Task prompt: Repeat every line of the material, character for character.

▬▬▬

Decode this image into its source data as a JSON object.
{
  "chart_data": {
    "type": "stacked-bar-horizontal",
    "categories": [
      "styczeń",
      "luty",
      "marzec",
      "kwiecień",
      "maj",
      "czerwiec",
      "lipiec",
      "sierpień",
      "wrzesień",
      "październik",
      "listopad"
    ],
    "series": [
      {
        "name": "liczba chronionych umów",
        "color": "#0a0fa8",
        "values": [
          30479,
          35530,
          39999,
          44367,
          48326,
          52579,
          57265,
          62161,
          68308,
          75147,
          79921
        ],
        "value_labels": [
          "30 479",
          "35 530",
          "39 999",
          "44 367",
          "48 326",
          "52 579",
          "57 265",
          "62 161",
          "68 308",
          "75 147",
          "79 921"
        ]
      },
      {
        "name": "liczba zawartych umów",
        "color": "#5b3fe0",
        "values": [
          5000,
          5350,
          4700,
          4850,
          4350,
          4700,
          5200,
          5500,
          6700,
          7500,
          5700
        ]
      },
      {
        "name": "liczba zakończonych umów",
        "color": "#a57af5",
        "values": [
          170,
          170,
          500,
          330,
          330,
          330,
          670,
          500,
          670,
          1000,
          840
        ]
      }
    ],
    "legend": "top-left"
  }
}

▬▬▬

Task result:
Decode this image into its source data as a JSON object.
{
  "chart_data": {
    "type": "stacked-bar-horizontal",
    "categories": [
      "styczeń",
      "luty",
      "marzec",
      "kwiecień",
      "maj",
      "czerwiec",
      "lipiec",
      "sierpień",
      "wrzesień",
      "październik",
      "listopad"
    ],
    "series": [
      {
        "name": "liczba chronionych umów",
        "color": "#0a0fa8",
        "values": [
          30479,
          35530,
          39999,
          44367,
          48326,
          52579,
          57265,
          62161,
          68308,
          75147,
          79921
        ],
        "value_labels": [
          "30 479",
          "35 530",
          "39 999",
          "44 367",
          "48 326",
          "52 579",
          "57 265",
          "62 161",
          "68 308",
          "75 147",
          "79 921"
        ]
      },
      {
        "name": "liczba zawartych umów",
        "color": "#5b3fe0",
        "values": [
          5000,
          5350,
          4700,
          4850,
          4350,
          4700,
          5200,
          5500,
          6700,
          7500,
          5700
        ]
      },
      {
        "name": "liczba zakończonych umów",
        "color": "#a57af5",
        "values": [
          170,
          170,
          500,
          330,
          330,
          330,
          670,
          500,
          670,
          1000,
          840
        ]
      }
    ],
    "legend": "top-left"
  }
}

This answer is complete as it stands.